# Start of Available records

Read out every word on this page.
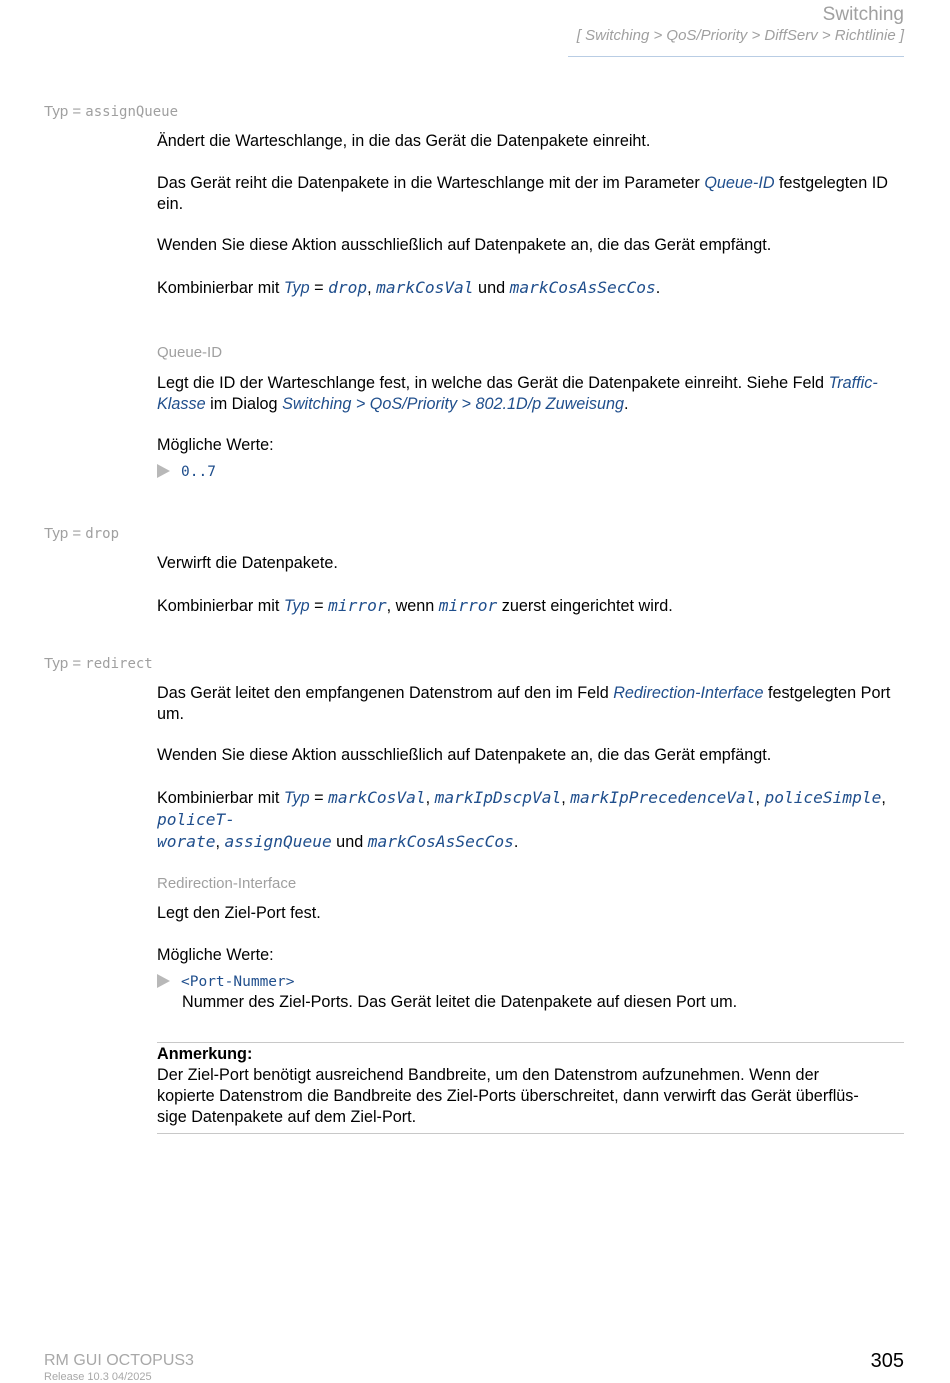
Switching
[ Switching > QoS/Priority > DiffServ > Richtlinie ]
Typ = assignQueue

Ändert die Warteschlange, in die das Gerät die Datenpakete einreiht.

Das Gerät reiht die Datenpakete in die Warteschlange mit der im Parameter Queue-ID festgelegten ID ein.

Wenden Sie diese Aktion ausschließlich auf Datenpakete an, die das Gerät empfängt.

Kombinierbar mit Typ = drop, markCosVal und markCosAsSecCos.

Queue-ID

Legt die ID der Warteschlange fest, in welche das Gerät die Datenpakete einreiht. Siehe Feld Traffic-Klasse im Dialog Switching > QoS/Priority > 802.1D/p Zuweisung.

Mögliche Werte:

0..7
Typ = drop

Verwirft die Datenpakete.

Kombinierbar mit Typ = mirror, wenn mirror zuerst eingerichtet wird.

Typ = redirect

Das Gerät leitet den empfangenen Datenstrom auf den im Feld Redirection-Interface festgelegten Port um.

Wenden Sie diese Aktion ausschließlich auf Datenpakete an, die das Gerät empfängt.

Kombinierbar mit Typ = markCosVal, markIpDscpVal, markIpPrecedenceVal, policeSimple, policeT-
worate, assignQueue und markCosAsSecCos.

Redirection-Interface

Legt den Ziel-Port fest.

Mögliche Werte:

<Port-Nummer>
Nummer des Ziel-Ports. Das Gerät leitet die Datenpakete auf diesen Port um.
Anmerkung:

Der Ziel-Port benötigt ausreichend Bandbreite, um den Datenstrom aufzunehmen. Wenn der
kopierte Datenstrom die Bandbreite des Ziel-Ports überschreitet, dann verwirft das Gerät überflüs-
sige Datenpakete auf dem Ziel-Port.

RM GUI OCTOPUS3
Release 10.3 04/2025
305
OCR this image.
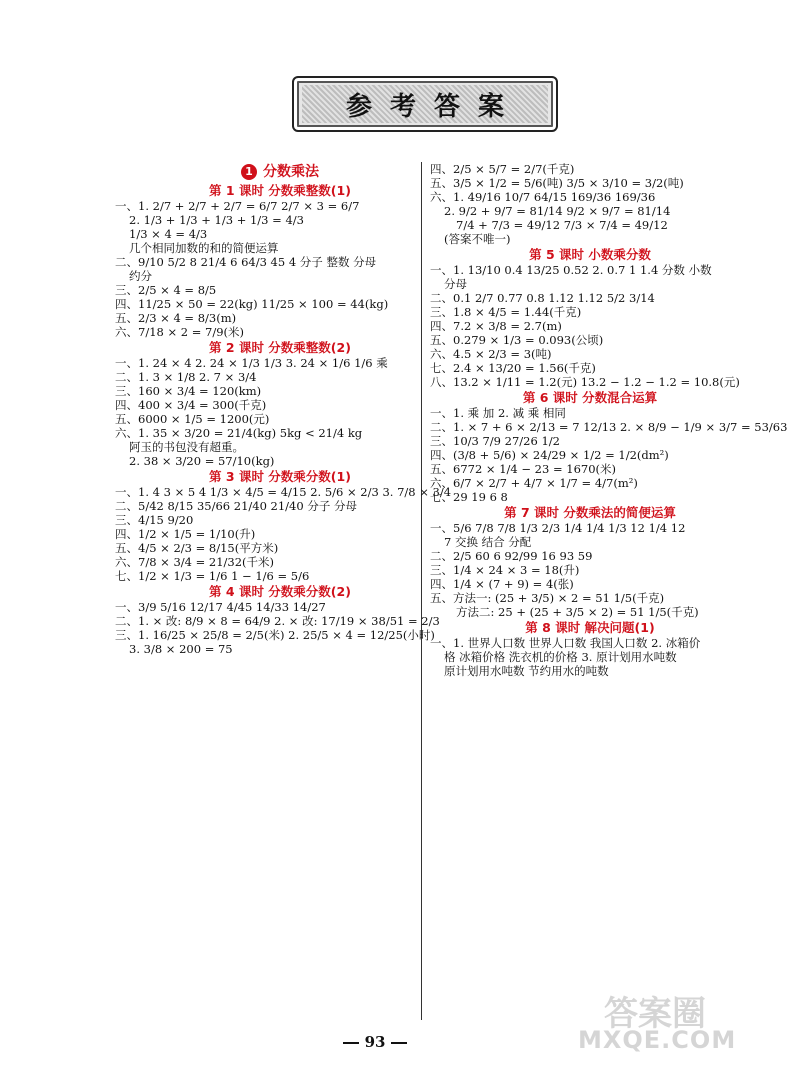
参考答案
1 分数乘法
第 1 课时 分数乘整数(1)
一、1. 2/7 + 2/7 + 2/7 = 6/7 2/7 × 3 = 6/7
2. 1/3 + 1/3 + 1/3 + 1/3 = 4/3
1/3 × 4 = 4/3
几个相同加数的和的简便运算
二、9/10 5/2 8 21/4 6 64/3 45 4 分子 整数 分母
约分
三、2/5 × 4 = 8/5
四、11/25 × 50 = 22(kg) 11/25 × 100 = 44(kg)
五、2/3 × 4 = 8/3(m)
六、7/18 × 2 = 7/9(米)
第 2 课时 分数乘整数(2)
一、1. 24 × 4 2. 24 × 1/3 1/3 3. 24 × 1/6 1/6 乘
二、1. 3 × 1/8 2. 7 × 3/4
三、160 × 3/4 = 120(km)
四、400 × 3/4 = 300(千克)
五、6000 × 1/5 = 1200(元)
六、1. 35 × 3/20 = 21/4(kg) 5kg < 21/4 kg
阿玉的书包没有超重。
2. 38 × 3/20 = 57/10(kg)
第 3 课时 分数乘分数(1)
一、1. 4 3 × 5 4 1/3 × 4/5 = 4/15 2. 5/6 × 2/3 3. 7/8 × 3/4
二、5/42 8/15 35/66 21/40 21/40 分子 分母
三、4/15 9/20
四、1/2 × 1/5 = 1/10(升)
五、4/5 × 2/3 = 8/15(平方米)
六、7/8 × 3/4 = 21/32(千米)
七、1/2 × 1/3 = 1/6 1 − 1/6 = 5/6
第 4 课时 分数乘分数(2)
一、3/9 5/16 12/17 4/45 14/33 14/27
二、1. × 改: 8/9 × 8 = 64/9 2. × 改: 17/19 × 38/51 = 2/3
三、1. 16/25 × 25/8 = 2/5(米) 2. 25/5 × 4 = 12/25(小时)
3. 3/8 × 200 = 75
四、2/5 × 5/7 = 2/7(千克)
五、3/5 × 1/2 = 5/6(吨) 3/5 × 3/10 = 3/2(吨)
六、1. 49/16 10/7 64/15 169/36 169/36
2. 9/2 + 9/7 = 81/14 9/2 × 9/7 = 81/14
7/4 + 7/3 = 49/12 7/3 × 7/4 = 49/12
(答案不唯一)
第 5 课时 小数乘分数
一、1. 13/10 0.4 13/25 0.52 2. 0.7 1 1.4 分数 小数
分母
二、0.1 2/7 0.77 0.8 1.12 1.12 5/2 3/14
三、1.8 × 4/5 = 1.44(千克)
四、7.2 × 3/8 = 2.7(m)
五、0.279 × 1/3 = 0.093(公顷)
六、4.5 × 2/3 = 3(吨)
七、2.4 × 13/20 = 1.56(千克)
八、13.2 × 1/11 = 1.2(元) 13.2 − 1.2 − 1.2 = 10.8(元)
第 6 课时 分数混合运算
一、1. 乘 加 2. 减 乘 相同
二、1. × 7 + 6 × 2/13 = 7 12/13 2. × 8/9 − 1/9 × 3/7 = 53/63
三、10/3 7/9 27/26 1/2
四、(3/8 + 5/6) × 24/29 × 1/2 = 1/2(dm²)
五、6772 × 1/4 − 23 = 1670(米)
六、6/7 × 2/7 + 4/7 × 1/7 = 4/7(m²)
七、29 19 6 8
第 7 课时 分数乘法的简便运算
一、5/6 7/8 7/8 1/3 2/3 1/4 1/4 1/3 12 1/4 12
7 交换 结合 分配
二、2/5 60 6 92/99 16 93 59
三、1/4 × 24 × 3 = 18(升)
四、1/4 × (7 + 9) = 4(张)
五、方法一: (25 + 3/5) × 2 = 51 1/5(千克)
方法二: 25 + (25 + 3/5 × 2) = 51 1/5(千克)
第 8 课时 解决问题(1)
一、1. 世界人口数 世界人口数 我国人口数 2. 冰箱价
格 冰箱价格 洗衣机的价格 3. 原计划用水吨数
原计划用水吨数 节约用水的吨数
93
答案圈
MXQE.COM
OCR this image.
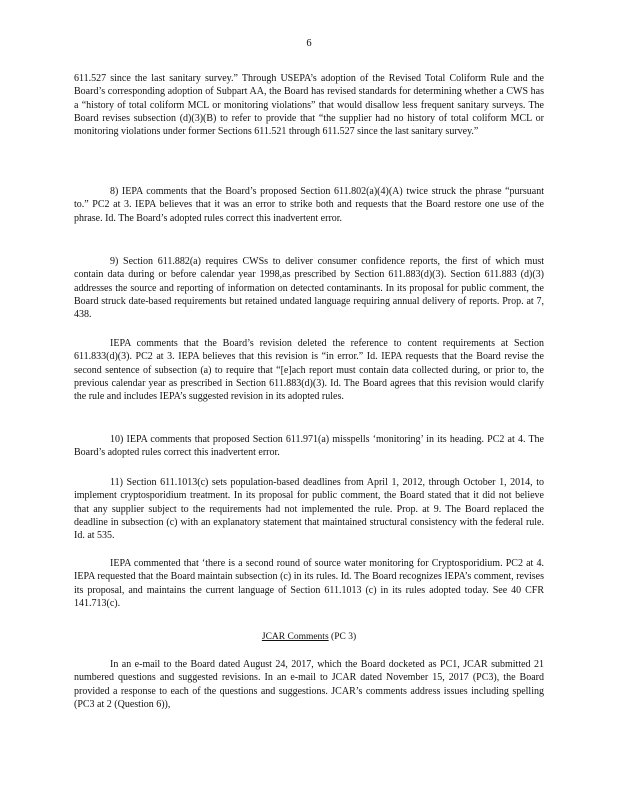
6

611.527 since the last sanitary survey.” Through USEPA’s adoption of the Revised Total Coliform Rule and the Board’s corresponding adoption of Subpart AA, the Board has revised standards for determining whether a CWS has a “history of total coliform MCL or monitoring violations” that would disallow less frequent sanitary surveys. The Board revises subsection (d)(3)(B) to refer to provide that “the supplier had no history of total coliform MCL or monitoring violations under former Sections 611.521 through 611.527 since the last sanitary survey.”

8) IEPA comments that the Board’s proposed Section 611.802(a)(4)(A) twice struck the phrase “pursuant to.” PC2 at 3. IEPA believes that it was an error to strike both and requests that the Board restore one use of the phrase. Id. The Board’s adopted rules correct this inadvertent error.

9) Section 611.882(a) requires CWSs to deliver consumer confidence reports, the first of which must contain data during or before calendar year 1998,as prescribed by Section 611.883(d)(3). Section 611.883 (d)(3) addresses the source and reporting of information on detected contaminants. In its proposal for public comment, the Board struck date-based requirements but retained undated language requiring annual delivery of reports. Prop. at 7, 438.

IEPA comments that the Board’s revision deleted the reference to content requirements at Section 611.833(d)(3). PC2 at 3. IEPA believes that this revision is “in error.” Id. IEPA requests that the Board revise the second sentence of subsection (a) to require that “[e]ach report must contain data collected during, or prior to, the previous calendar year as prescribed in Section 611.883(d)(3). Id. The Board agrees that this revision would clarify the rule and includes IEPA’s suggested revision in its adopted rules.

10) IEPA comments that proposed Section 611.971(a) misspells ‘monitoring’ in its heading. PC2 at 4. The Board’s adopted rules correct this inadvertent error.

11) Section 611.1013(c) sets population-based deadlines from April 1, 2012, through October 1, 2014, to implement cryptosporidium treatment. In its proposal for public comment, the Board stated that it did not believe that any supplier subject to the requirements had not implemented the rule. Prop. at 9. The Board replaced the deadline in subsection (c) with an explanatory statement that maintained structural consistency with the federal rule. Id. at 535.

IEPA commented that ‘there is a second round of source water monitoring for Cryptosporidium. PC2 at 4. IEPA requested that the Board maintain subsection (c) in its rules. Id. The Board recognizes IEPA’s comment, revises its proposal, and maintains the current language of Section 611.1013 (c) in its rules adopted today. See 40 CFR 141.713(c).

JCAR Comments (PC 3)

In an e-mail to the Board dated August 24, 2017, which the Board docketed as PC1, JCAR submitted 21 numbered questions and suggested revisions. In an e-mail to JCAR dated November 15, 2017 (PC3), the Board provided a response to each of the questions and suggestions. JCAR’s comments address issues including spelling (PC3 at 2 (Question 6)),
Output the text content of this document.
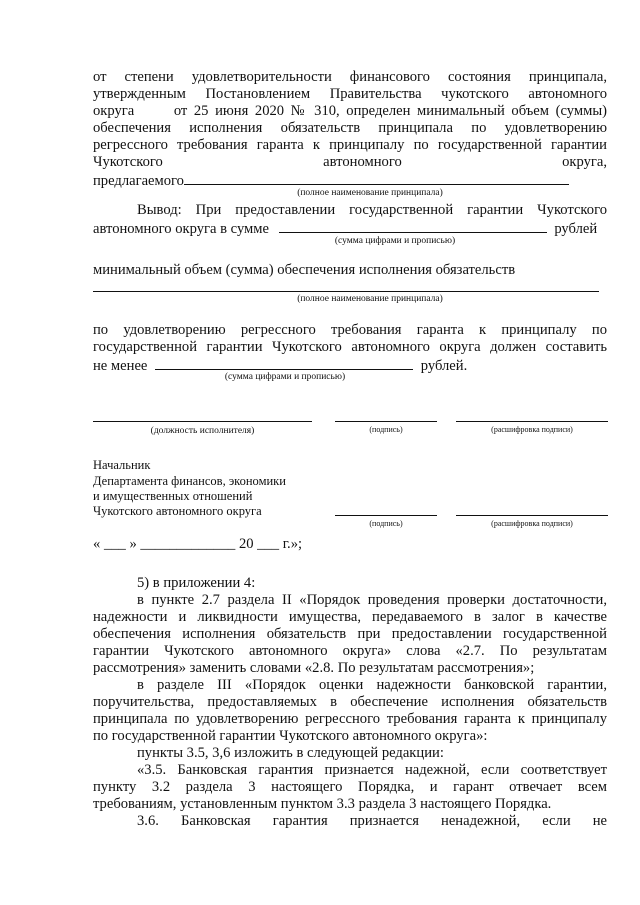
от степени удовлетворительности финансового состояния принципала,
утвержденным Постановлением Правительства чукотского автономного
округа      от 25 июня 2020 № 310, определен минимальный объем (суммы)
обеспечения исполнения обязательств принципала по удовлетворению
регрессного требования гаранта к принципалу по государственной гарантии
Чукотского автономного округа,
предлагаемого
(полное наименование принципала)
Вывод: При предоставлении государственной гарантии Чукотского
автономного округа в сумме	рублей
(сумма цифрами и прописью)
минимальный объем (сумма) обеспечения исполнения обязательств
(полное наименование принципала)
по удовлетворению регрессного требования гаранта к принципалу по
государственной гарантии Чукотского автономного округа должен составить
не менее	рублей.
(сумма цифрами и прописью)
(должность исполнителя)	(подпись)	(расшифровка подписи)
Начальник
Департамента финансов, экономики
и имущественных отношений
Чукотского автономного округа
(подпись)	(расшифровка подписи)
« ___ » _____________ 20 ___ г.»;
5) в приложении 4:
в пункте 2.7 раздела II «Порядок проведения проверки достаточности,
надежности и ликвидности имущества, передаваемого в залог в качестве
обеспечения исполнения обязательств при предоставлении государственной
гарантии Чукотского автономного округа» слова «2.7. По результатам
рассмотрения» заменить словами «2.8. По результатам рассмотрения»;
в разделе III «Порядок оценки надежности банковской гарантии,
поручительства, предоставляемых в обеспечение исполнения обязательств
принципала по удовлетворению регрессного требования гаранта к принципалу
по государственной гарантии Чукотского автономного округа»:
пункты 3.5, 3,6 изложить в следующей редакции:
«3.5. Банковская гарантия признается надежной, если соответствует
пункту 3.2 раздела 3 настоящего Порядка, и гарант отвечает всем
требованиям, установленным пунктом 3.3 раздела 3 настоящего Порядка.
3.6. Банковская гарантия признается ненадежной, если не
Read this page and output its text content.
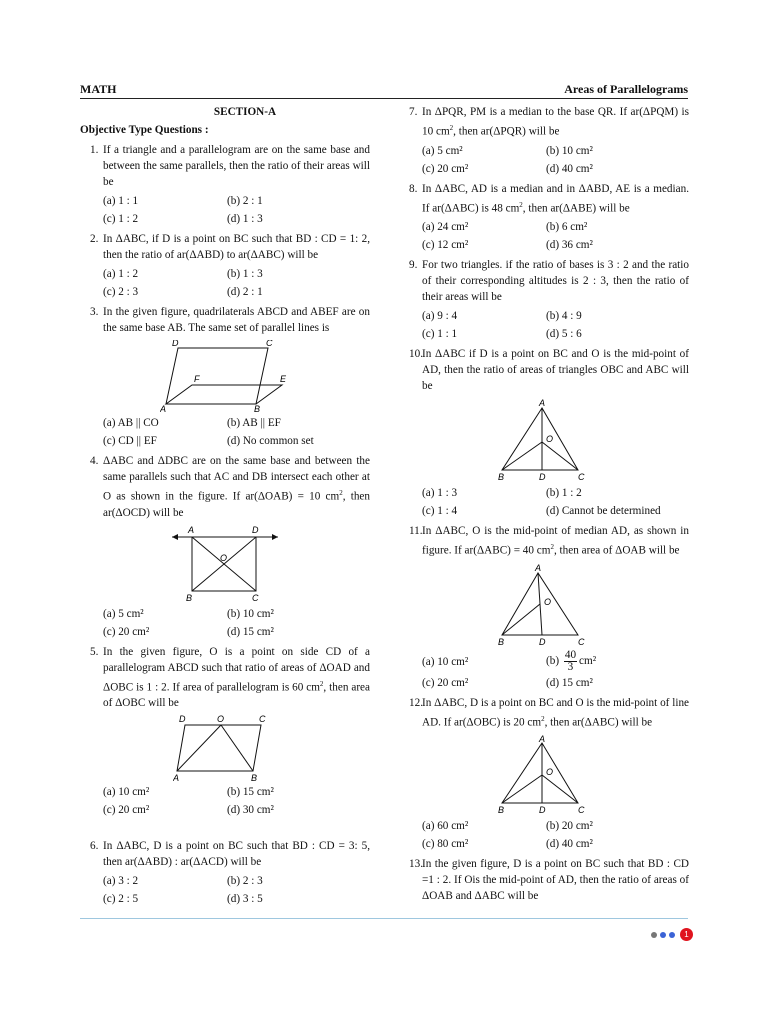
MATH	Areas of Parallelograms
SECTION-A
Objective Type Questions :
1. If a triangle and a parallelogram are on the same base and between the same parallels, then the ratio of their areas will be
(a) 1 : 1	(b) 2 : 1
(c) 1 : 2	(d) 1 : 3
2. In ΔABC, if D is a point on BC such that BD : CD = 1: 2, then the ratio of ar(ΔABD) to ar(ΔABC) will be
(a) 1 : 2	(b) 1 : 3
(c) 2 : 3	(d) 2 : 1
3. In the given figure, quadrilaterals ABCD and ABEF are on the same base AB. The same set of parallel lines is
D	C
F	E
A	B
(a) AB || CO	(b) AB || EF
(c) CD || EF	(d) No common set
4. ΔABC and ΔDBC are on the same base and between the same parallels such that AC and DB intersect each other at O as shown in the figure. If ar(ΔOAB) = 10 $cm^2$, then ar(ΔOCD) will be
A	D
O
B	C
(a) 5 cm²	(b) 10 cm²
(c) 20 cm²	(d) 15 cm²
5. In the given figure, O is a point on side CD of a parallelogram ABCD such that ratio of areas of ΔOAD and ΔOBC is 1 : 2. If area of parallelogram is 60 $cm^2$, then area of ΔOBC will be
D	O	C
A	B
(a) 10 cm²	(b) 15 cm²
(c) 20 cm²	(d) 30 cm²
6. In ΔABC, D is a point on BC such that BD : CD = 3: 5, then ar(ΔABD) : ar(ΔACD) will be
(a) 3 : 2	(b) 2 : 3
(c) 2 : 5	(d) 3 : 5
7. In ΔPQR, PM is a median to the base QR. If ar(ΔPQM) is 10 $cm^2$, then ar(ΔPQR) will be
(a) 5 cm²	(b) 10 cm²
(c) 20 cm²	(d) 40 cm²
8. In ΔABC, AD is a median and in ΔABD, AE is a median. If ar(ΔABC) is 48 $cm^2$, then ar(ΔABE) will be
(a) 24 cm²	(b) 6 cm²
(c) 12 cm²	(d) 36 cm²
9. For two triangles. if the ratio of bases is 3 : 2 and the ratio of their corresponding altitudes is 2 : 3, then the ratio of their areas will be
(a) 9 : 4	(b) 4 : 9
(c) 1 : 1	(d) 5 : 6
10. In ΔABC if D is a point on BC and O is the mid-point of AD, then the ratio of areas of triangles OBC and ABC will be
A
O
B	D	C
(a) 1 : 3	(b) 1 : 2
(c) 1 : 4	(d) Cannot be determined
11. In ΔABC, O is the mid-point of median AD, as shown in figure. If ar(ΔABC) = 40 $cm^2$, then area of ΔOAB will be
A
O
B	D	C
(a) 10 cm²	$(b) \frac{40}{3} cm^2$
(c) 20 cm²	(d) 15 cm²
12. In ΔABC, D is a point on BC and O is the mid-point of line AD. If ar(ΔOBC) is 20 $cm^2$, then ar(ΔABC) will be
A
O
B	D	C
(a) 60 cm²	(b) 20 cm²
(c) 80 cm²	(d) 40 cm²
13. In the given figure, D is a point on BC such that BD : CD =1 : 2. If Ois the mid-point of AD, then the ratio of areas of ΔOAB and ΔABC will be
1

# End of Available records

▸ Directions
Return each line where "through" shows up.

▸ Correct output
611.527 since the last sanitary survey.” Through USEPA’s adoption of the Revised Total Coliform Rule and the Board’s corresponding adoption of Subpart AA, the Board has revised standards for determining whether a CWS has a “history of total coliform MCL or monitoring violations” that would disallow less frequent sanitary surveys. The Board revises subsection (d)(3)(B) to refer to provide that “the supplier had no history of total coliform MCL or monitoring violations under former Sections 611.521 through 611.527 since the last sanitary survey.”
11) Section 611.1013(c) sets population-based deadlines from April 1, 2012, through October 1, 2014, to implement cryptosporidium treatment. In its proposal for public comment, the Board stated that it did not believe that any supplier subject to the requirements had not implemented the rule. Prop. at 9. The Board replaced the deadline in subsection (c) with an explanatory statement that maintained structural consistency with the federal rule. Id. at 535.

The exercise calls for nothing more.